A block of data:
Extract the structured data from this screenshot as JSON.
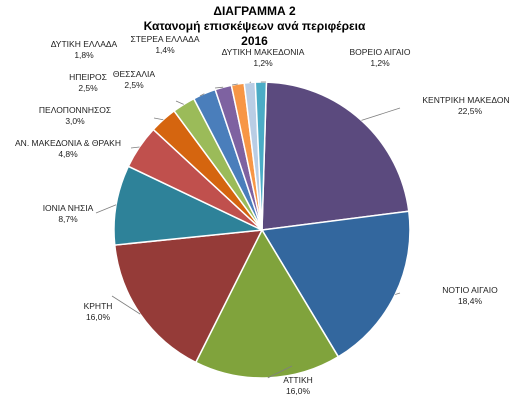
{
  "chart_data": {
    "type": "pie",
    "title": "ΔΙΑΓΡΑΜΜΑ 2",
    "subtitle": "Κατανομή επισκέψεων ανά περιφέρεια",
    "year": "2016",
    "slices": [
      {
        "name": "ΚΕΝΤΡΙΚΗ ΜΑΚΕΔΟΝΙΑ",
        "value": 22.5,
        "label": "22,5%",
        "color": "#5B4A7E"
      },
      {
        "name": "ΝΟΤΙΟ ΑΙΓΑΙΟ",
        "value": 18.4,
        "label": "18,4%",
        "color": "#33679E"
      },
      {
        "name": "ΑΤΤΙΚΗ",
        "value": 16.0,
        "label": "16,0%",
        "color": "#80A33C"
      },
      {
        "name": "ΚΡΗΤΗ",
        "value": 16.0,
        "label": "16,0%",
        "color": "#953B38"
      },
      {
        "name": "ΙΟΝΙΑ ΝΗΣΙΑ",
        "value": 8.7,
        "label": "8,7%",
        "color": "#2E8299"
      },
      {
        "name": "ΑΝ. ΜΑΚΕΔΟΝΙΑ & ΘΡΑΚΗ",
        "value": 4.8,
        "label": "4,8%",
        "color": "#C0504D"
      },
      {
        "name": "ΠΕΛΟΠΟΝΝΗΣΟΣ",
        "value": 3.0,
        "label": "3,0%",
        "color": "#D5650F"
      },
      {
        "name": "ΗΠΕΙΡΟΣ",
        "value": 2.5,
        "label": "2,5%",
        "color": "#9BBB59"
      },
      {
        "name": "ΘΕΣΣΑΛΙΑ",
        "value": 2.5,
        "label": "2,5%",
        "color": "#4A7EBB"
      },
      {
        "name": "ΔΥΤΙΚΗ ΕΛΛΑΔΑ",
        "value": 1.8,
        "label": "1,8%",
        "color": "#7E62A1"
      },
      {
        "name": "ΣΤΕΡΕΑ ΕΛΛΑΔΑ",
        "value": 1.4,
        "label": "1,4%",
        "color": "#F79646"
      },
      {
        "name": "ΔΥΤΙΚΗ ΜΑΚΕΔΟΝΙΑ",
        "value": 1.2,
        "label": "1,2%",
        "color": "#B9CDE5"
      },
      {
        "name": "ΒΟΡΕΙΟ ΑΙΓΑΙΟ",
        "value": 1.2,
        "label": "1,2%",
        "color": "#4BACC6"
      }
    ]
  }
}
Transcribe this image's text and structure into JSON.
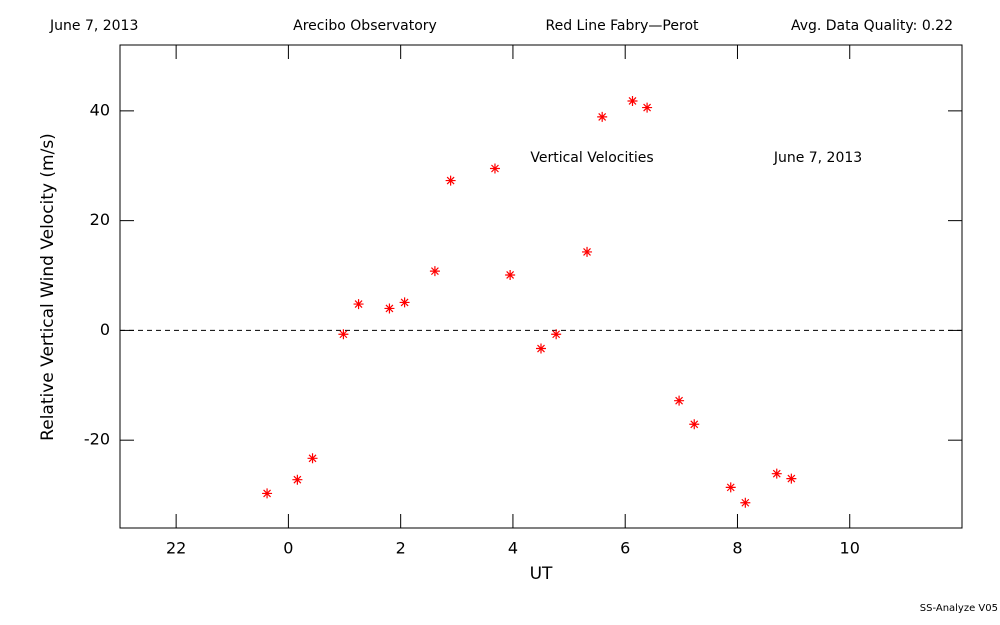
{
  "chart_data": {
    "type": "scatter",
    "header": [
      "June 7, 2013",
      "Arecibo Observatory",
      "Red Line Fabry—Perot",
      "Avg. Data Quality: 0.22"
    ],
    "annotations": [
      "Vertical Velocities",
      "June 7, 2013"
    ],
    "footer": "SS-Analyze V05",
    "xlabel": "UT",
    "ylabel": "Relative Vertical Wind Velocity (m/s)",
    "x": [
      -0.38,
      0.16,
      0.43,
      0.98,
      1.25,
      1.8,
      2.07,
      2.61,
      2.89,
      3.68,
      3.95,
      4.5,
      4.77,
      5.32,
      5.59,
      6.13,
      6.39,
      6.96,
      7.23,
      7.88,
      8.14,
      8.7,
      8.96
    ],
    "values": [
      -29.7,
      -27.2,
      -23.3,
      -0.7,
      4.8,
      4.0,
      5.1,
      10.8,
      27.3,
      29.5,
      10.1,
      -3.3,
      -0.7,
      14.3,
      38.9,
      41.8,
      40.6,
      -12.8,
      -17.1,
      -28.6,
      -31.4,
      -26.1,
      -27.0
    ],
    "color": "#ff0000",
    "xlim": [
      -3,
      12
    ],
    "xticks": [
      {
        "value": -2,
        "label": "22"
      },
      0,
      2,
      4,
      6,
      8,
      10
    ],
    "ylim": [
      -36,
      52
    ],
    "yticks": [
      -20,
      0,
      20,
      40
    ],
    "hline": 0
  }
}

WHAT THE TASK ASKS =
Each line from the one that contains "Transcribe this image's" through the end of the records should be restated exactly; include both end lines and leave any pictures out.

RESPONSE FOR THIS EXERCISE =
Transcribe this image's text and structure into JSON.
{
  "chart_data": {
    "type": "scatter",
    "header": [
      "June 7, 2013",
      "Arecibo Observatory",
      "Red Line Fabry—Perot",
      "Avg. Data Quality: 0.22"
    ],
    "annotations": [
      "Vertical Velocities",
      "June 7, 2013"
    ],
    "footer": "SS-Analyze V05",
    "xlabel": "UT",
    "ylabel": "Relative Vertical Wind Velocity (m/s)",
    "x": [
      -0.38,
      0.16,
      0.43,
      0.98,
      1.25,
      1.8,
      2.07,
      2.61,
      2.89,
      3.68,
      3.95,
      4.5,
      4.77,
      5.32,
      5.59,
      6.13,
      6.39,
      6.96,
      7.23,
      7.88,
      8.14,
      8.7,
      8.96
    ],
    "values": [
      -29.7,
      -27.2,
      -23.3,
      -0.7,
      4.8,
      4.0,
      5.1,
      10.8,
      27.3,
      29.5,
      10.1,
      -3.3,
      -0.7,
      14.3,
      38.9,
      41.8,
      40.6,
      -12.8,
      -17.1,
      -28.6,
      -31.4,
      -26.1,
      -27.0
    ],
    "color": "#ff0000",
    "xlim": [
      -3,
      12
    ],
    "xticks": [
      {
        "value": -2,
        "label": "22"
      },
      0,
      2,
      4,
      6,
      8,
      10
    ],
    "ylim": [
      -36,
      52
    ],
    "yticks": [
      -20,
      0,
      20,
      40
    ],
    "hline": 0
  }
}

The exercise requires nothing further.